**PROBLEM**
Pull out all lines from the listing below in which the word "miel" appears.

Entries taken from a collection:

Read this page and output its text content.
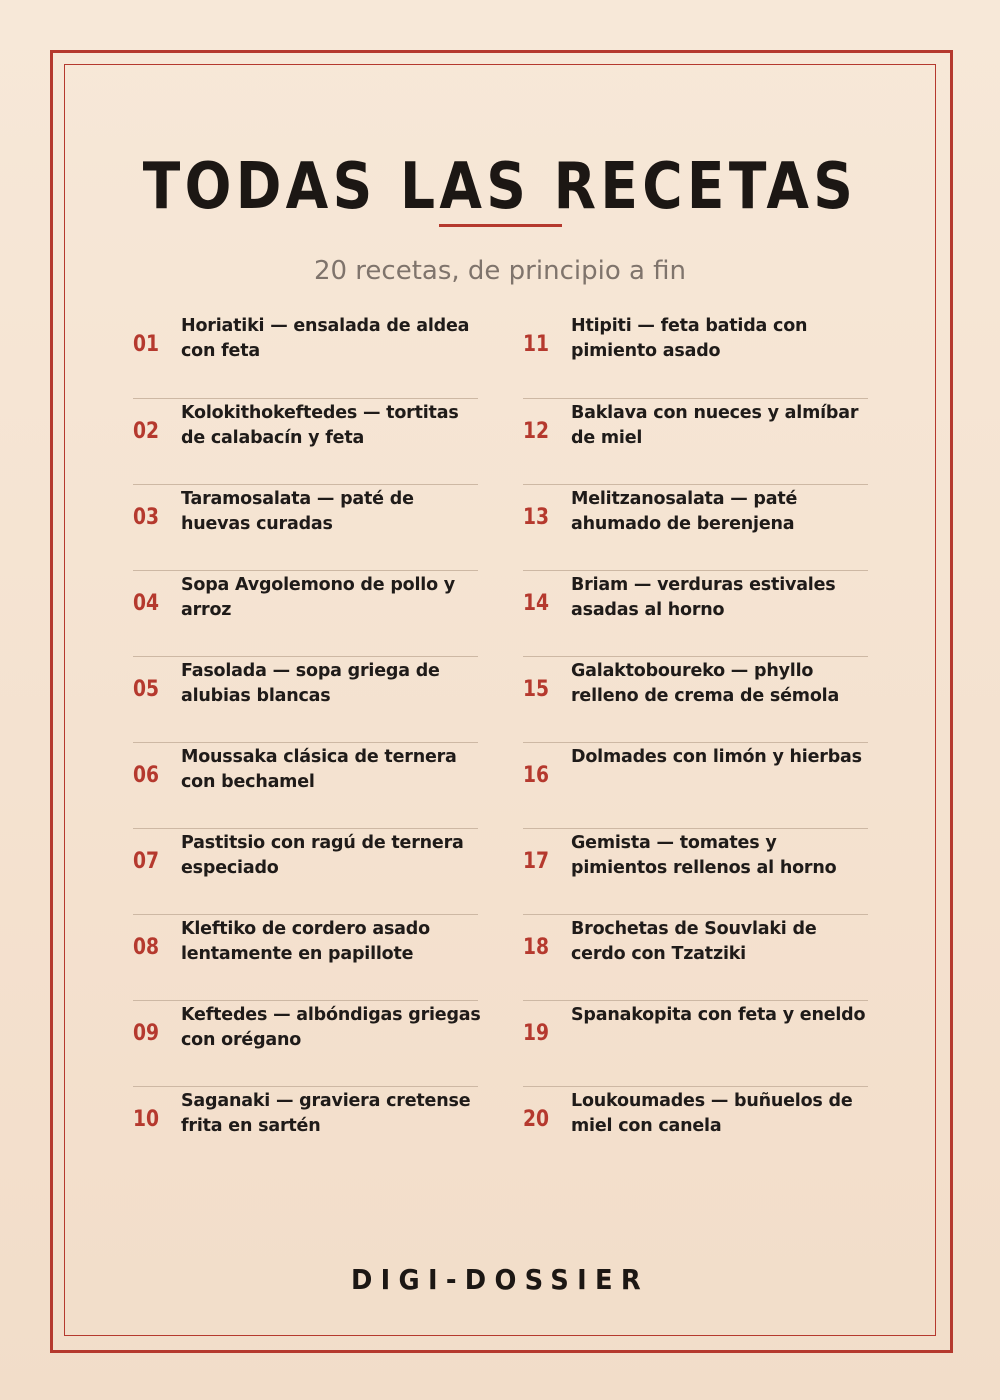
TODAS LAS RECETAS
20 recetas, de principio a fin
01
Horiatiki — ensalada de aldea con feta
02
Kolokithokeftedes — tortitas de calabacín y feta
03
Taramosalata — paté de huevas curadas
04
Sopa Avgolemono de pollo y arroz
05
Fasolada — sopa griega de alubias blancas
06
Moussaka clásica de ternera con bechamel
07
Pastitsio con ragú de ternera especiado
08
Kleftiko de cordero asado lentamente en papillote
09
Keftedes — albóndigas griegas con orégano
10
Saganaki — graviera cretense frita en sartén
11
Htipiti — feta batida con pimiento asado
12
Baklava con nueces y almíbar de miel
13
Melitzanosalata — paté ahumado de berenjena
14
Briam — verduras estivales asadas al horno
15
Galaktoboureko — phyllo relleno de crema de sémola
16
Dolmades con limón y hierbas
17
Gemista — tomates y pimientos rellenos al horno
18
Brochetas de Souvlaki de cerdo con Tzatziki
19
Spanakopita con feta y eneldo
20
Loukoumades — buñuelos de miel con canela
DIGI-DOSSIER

**REPLY TO THE TASK**
Baklava con nueces y almíbar de miel
Loukoumades — buñuelos de miel con canela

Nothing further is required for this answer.